Begin The input
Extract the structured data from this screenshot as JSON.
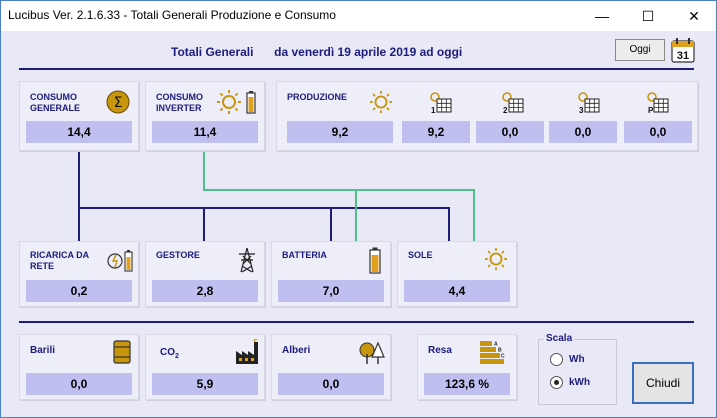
{
  "window": {
    "title": "Lucibus Ver. 2.1.6.33 -  Totali Generali Produzione e Consumo"
  },
  "header": {
    "title": "Totali Generali",
    "period": "da venerdì 19 aprile 2019 ad oggi",
    "today_label": "Oggi",
    "calendar_day": "31"
  },
  "panels": {
    "consumo_generale": {
      "label_line1": "CONSUMO",
      "label_line2": "GENERALE",
      "value": "14,4",
      "icon": "sigma-icon"
    },
    "consumo_inverter": {
      "label_line1": "CONSUMO",
      "label_line2": "INVERTER",
      "value": "11,4",
      "icon": "sun-battery-icon"
    },
    "produzione": {
      "label": "PRODUZIONE",
      "value": "9,2",
      "icon": "sun-icon"
    },
    "produzione_1": {
      "index": "1",
      "value": "9,2"
    },
    "produzione_2": {
      "index": "2",
      "value": "0,0"
    },
    "produzione_3": {
      "index": "3",
      "value": "0,0"
    },
    "produzione_p": {
      "index": "P",
      "value": "0,0"
    },
    "ricarica_da_rete": {
      "label_line1": "RICARICA DA",
      "label_line2": "RETE",
      "value": "0,2"
    },
    "gestore": {
      "label": "GESTORE",
      "value": "2,8"
    },
    "batteria": {
      "label": "BATTERIA",
      "value": "7,0"
    },
    "sole": {
      "label": "SOLE",
      "value": "4,4"
    },
    "barili": {
      "label": "Barili",
      "value": "0,0"
    },
    "co2": {
      "label": "CO",
      "label_sub": "2",
      "value": "5,9"
    },
    "alberi": {
      "label": "Alberi",
      "value": "0,0"
    },
    "resa": {
      "label": "Resa",
      "value": "123,6 %"
    }
  },
  "scala": {
    "title": "Scala",
    "options": [
      "Wh",
      "kWh"
    ],
    "selected": "kWh"
  },
  "close_label": "Chiudi",
  "colors": {
    "navy": "#1c1c7c",
    "green": "#4dbf8a",
    "value_bg": "#c0c0f0",
    "icon_gold": "#c8960c"
  }
}
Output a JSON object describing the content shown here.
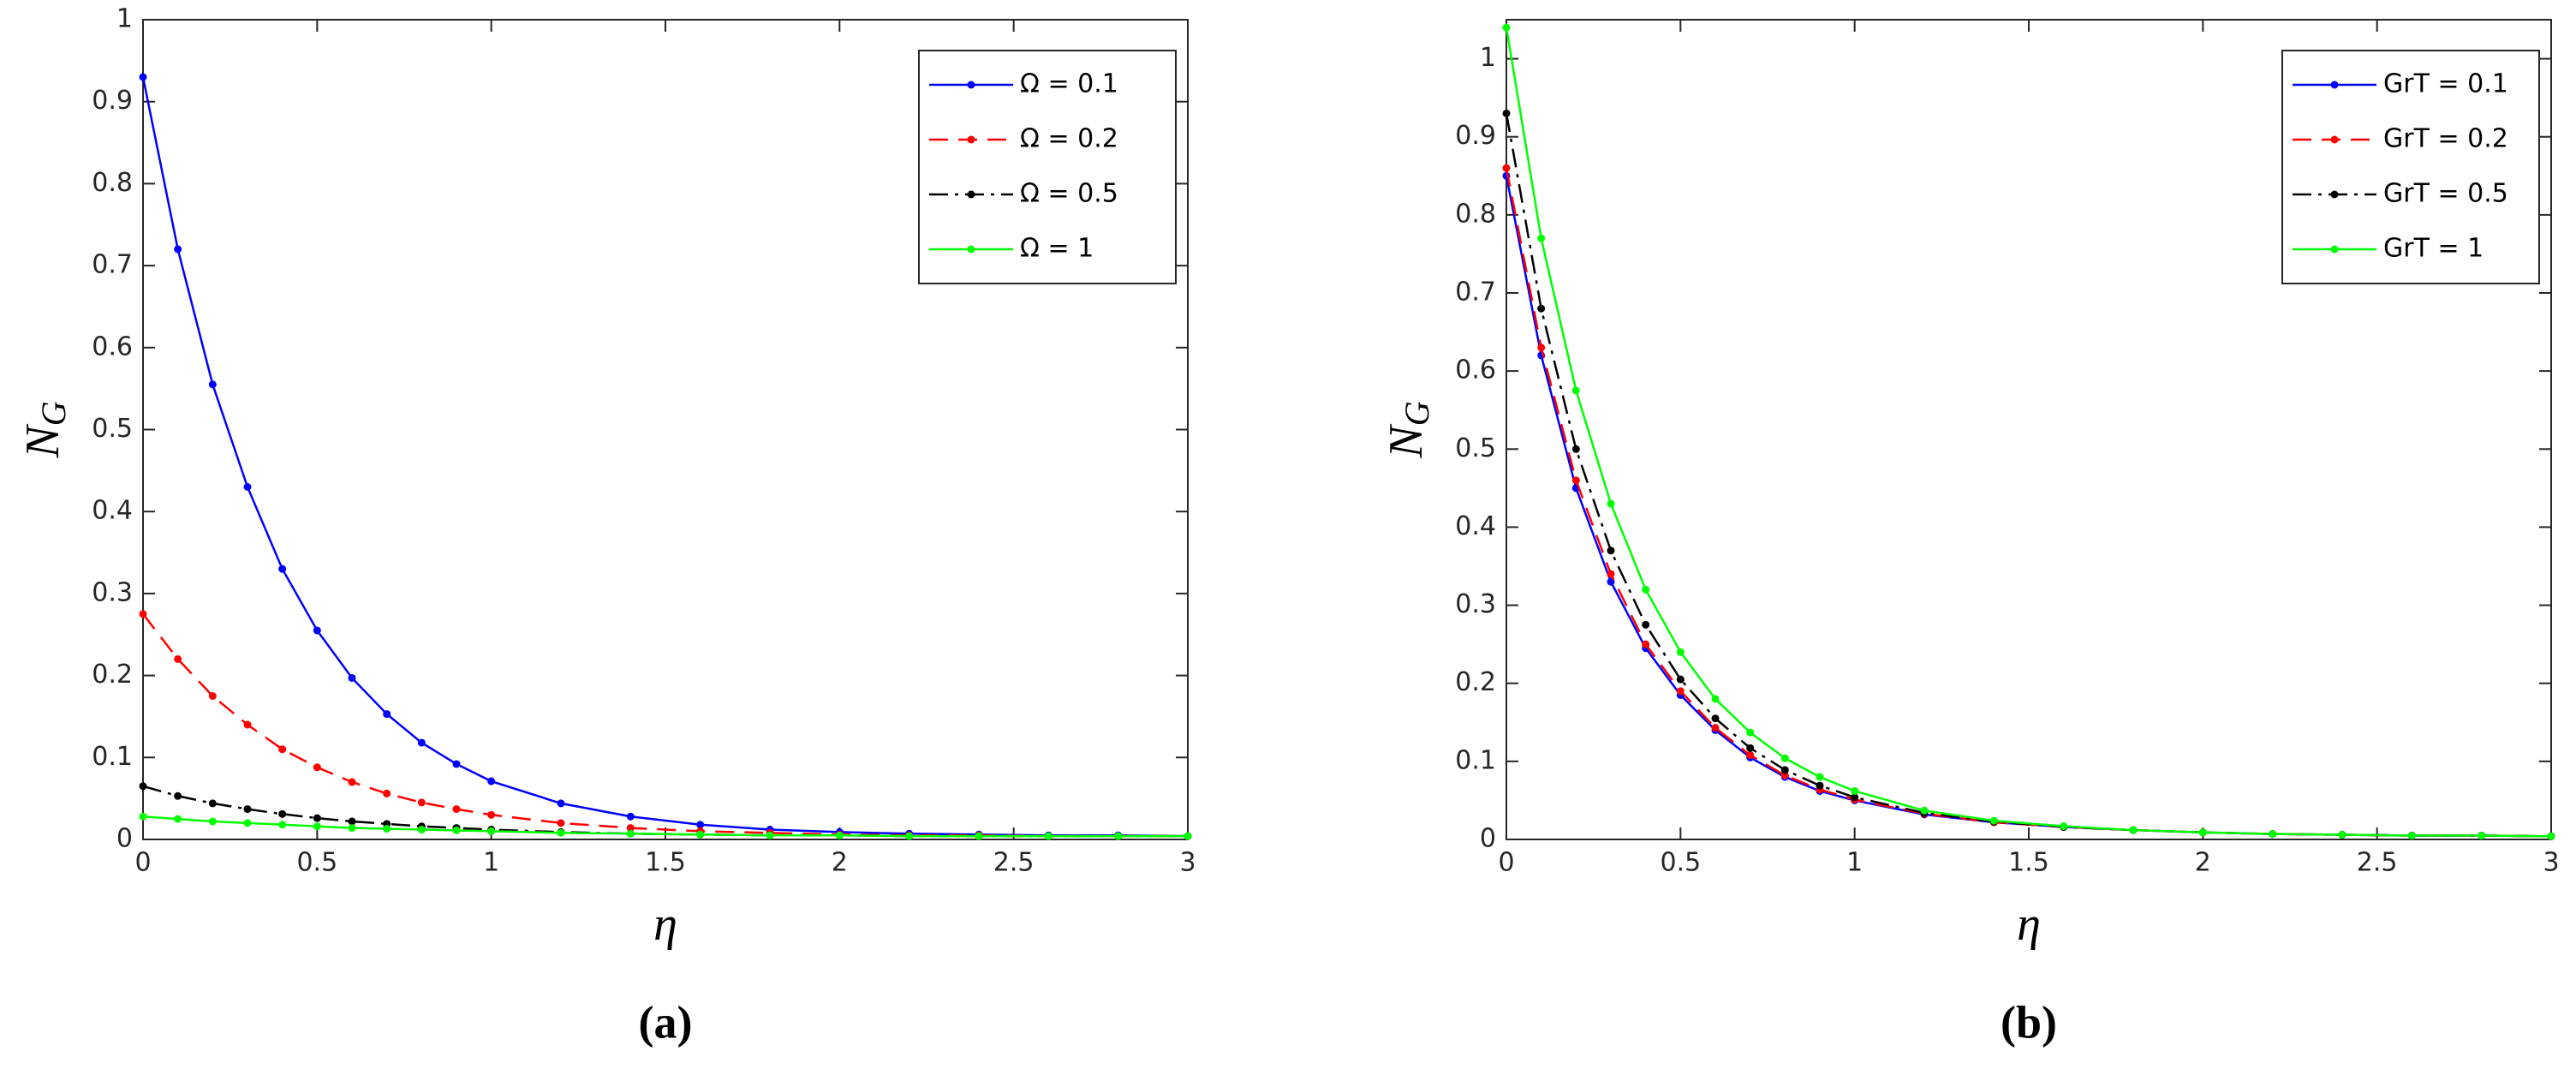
End The input
- Directive: Give every record again exactly, apart from the pictures, which stay out.

- Expected answer:
Extract the structured data from this screenshot as JSON.
{
  "window": {
    "title": "Lucibus Ver. 2.1.6.33 -  Totali Generali Produzione e Consumo"
  },
  "header": {
    "title": "Totali Generali",
    "period": "da venerdì 19 aprile 2019 ad oggi",
    "today_label": "Oggi",
    "calendar_day": "31"
  },
  "panels": {
    "consumo_generale": {
      "label_line1": "CONSUMO",
      "label_line2": "GENERALE",
      "value": "14,4",
      "icon": "sigma-icon"
    },
    "consumo_inverter": {
      "label_line1": "CONSUMO",
      "label_line2": "INVERTER",
      "value": "11,4",
      "icon": "sun-battery-icon"
    },
    "produzione": {
      "label": "PRODUZIONE",
      "value": "9,2",
      "icon": "sun-icon"
    },
    "produzione_1": {
      "index": "1",
      "value": "9,2"
    },
    "produzione_2": {
      "index": "2",
      "value": "0,0"
    },
    "produzione_3": {
      "index": "3",
      "value": "0,0"
    },
    "produzione_p": {
      "index": "P",
      "value": "0,0"
    },
    "ricarica_da_rete": {
      "label_line1": "RICARICA DA",
      "label_line2": "RETE",
      "value": "0,2"
    },
    "gestore": {
      "label": "GESTORE",
      "value": "2,8"
    },
    "batteria": {
      "label": "BATTERIA",
      "value": "7,0"
    },
    "sole": {
      "label": "SOLE",
      "value": "4,4"
    },
    "barili": {
      "label": "Barili",
      "value": "0,0"
    },
    "co2": {
      "label": "CO",
      "label_sub": "2",
      "value": "5,9"
    },
    "alberi": {
      "label": "Alberi",
      "value": "0,0"
    },
    "resa": {
      "label": "Resa",
      "value": "123,6 %"
    }
  },
  "scala": {
    "title": "Scala",
    "options": [
      "Wh",
      "kWh"
    ],
    "selected": "kWh"
  },
  "close_label": "Chiudi",
  "colors": {
    "navy": "#1c1c7c",
    "green": "#4dbf8a",
    "value_bg": "#c0c0f0",
    "icon_gold": "#c8960c"
  }
}
Output a JSON object describing the content shown here.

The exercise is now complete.